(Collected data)
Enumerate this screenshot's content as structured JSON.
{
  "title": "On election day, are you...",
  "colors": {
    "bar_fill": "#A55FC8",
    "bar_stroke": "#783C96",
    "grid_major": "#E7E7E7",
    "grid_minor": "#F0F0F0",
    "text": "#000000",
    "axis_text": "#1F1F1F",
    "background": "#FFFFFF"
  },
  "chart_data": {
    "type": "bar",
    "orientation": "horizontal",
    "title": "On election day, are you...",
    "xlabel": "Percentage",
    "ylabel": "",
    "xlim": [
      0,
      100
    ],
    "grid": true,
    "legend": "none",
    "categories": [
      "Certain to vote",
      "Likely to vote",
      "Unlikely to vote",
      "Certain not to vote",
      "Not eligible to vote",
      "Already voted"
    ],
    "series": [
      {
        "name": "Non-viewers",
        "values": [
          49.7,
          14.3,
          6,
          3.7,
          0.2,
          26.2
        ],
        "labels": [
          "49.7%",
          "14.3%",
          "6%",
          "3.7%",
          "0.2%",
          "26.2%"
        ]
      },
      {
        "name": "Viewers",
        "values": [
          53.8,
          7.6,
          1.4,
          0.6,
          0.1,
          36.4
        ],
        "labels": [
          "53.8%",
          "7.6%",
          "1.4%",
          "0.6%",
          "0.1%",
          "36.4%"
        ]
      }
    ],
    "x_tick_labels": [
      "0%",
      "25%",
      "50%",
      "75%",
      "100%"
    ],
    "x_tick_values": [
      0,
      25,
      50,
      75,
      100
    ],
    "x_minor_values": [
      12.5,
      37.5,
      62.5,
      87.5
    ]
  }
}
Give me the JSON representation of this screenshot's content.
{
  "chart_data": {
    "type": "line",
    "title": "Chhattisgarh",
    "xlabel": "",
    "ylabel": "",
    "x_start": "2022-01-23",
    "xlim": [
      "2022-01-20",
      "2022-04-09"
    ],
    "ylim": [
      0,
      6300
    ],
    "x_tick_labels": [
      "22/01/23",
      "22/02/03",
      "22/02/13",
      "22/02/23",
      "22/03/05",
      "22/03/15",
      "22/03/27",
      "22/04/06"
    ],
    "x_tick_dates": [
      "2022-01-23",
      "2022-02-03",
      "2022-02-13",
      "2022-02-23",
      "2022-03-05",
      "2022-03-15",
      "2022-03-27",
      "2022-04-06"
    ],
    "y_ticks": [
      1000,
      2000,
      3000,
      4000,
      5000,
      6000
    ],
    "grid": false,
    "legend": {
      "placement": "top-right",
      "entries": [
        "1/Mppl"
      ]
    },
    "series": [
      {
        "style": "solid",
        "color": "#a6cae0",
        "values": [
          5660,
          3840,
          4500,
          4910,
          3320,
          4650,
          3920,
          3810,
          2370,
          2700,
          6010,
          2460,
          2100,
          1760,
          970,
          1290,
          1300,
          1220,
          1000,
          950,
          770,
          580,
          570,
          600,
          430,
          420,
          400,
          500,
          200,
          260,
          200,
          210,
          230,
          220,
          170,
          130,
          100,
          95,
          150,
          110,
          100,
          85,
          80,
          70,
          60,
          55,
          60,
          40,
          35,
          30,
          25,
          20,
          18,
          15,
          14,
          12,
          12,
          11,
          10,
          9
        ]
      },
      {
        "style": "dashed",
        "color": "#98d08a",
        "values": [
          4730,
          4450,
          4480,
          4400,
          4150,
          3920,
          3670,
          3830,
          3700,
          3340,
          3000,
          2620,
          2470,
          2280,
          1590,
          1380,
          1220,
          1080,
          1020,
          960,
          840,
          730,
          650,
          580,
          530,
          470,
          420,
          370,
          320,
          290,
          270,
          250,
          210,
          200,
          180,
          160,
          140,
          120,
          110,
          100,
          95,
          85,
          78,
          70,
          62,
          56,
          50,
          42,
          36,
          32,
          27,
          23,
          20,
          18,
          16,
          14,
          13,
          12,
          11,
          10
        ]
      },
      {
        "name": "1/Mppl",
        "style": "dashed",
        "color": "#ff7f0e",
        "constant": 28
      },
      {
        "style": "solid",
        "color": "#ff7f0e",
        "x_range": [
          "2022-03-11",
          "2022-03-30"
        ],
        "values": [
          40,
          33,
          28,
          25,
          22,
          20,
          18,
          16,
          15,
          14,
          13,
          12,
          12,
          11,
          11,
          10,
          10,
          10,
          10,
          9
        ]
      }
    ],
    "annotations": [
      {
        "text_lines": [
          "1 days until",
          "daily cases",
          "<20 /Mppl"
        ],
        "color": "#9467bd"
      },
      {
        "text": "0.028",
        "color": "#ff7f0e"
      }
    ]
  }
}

_What is required_
Return all the data above once more, precisely as given.

_Final result_
Enumerate this screenshot's content as structured JSON.
{
  "title": "On election day, are you...",
  "colors": {
    "bar_fill": "#A55FC8",
    "bar_stroke": "#783C96",
    "grid_major": "#E7E7E7",
    "grid_minor": "#F0F0F0",
    "text": "#000000",
    "axis_text": "#1F1F1F",
    "background": "#FFFFFF"
  },
  "chart_data": {
    "type": "bar",
    "orientation": "horizontal",
    "title": "On election day, are you...",
    "xlabel": "Percentage",
    "ylabel": "",
    "xlim": [
      0,
      100
    ],
    "grid": true,
    "legend": "none",
    "categories": [
      "Certain to vote",
      "Likely to vote",
      "Unlikely to vote",
      "Certain not to vote",
      "Not eligible to vote",
      "Already voted"
    ],
    "series": [
      {
        "name": "Non-viewers",
        "values": [
          49.7,
          14.3,
          6,
          3.7,
          0.2,
          26.2
        ],
        "labels": [
          "49.7%",
          "14.3%",
          "6%",
          "3.7%",
          "0.2%",
          "26.2%"
        ]
      },
      {
        "name": "Viewers",
        "values": [
          53.8,
          7.6,
          1.4,
          0.6,
          0.1,
          36.4
        ],
        "labels": [
          "53.8%",
          "7.6%",
          "1.4%",
          "0.6%",
          "0.1%",
          "36.4%"
        ]
      }
    ],
    "x_tick_labels": [
      "0%",
      "25%",
      "50%",
      "75%",
      "100%"
    ],
    "x_tick_values": [
      0,
      25,
      50,
      75,
      100
    ],
    "x_minor_values": [
      12.5,
      37.5,
      62.5,
      87.5
    ]
  }
}
Give me the JSON representation of this screenshot's content.
{
  "chart_data": {
    "type": "line",
    "title": "Chhattisgarh",
    "xlabel": "",
    "ylabel": "",
    "x_start": "2022-01-23",
    "xlim": [
      "2022-01-20",
      "2022-04-09"
    ],
    "ylim": [
      0,
      6300
    ],
    "x_tick_labels": [
      "22/01/23",
      "22/02/03",
      "22/02/13",
      "22/02/23",
      "22/03/05",
      "22/03/15",
      "22/03/27",
      "22/04/06"
    ],
    "x_tick_dates": [
      "2022-01-23",
      "2022-02-03",
      "2022-02-13",
      "2022-02-23",
      "2022-03-05",
      "2022-03-15",
      "2022-03-27",
      "2022-04-06"
    ],
    "y_ticks": [
      1000,
      2000,
      3000,
      4000,
      5000,
      6000
    ],
    "grid": false,
    "legend": {
      "placement": "top-right",
      "entries": [
        "1/Mppl"
      ]
    },
    "series": [
      {
        "style": "solid",
        "color": "#a6cae0",
        "values": [
          5660,
          3840,
          4500,
          4910,
          3320,
          4650,
          3920,
          3810,
          2370,
          2700,
          6010,
          2460,
          2100,
          1760,
          970,
          1290,
          1300,
          1220,
          1000,
          950,
          770,
          580,
          570,
          600,
          430,
          420,
          400,
          500,
          200,
          260,
          200,
          210,
          230,
          220,
          170,
          130,
          100,
          95,
          150,
          110,
          100,
          85,
          80,
          70,
          60,
          55,
          60,
          40,
          35,
          30,
          25,
          20,
          18,
          15,
          14,
          12,
          12,
          11,
          10,
          9
        ]
      },
      {
        "style": "dashed",
        "color": "#98d08a",
        "values": [
          4730,
          4450,
          4480,
          4400,
          4150,
          3920,
          3670,
          3830,
          3700,
          3340,
          3000,
          2620,
          2470,
          2280,
          1590,
          1380,
          1220,
          1080,
          1020,
          960,
          840,
          730,
          650,
          580,
          530,
          470,
          420,
          370,
          320,
          290,
          270,
          250,
          210,
          200,
          180,
          160,
          140,
          120,
          110,
          100,
          95,
          85,
          78,
          70,
          62,
          56,
          50,
          42,
          36,
          32,
          27,
          23,
          20,
          18,
          16,
          14,
          13,
          12,
          11,
          10
        ]
      },
      {
        "name": "1/Mppl",
        "style": "dashed",
        "color": "#ff7f0e",
        "constant": 28
      },
      {
        "style": "solid",
        "color": "#ff7f0e",
        "x_range": [
          "2022-03-11",
          "2022-03-30"
        ],
        "values": [
          40,
          33,
          28,
          25,
          22,
          20,
          18,
          16,
          15,
          14,
          13,
          12,
          12,
          11,
          11,
          10,
          10,
          10,
          10,
          9
        ]
      }
    ],
    "annotations": [
      {
        "text_lines": [
          "1 days until",
          "daily cases",
          "<20 /Mppl"
        ],
        "color": "#9467bd"
      },
      {
        "text": "0.028",
        "color": "#ff7f0e"
      }
    ]
  }
}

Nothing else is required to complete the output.